Collected data
======

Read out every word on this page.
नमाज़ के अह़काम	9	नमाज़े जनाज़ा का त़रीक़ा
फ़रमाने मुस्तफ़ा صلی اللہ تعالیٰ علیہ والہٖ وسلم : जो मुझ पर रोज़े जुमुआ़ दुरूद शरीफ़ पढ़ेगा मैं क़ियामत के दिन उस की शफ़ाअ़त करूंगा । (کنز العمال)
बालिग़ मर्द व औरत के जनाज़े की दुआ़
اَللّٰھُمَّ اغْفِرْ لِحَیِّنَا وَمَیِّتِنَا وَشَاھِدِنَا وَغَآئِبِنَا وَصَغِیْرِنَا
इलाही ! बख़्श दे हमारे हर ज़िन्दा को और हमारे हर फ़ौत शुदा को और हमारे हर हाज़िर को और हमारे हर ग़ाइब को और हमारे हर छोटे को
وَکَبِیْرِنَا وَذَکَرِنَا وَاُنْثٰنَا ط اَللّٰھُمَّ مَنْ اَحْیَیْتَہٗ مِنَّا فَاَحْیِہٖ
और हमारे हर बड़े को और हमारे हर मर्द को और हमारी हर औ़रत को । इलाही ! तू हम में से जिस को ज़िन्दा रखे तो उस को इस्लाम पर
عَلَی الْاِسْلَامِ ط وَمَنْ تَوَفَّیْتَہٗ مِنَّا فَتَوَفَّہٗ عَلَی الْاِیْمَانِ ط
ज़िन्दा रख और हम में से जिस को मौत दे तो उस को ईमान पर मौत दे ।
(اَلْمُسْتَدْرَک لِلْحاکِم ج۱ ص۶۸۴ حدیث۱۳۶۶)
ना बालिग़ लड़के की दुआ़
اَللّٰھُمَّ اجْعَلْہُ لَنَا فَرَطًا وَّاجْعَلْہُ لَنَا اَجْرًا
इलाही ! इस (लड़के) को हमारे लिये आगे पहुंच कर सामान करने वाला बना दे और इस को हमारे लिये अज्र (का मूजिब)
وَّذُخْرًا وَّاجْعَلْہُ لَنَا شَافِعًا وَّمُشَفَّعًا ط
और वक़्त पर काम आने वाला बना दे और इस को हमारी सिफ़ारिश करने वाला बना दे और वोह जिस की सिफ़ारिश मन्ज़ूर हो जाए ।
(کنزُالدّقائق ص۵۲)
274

======

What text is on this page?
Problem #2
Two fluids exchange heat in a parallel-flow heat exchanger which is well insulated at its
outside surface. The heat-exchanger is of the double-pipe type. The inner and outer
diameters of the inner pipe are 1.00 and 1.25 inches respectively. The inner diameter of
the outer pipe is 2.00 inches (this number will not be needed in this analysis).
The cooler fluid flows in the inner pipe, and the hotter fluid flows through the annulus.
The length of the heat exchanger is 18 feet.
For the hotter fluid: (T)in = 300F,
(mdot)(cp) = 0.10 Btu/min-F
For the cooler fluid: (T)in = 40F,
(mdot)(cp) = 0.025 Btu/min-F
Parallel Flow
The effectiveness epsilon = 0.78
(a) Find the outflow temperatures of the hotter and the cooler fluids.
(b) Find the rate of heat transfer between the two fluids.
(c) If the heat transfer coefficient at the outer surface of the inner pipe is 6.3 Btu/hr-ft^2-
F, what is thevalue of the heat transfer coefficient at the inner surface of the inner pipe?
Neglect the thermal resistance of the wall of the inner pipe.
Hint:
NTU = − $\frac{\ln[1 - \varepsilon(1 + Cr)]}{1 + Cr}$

======

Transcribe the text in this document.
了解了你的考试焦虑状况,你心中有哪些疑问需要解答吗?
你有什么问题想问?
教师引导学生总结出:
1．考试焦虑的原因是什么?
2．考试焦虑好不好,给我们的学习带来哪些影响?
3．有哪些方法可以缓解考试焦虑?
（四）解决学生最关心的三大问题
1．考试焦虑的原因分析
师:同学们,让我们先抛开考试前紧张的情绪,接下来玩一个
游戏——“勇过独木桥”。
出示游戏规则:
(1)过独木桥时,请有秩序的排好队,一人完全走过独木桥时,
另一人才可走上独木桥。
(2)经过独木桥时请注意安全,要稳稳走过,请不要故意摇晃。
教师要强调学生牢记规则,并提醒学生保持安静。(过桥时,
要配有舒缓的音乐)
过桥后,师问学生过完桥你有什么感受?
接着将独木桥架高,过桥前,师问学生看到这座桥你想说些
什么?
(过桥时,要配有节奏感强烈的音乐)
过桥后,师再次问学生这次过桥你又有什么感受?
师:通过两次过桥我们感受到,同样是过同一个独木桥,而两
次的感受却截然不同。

======

◆ **Aim of the exercise**:
In the entries above, find every line with the word "exchanger" and list it.

◆ **Result of this exercise**:
Two fluids exchange heat in a parallel-flow heat exchanger which is well insulated at its
outside surface. The heat-exchanger is of the double-pipe type. The inner and outer
The length of the heat exchanger is 18 feet.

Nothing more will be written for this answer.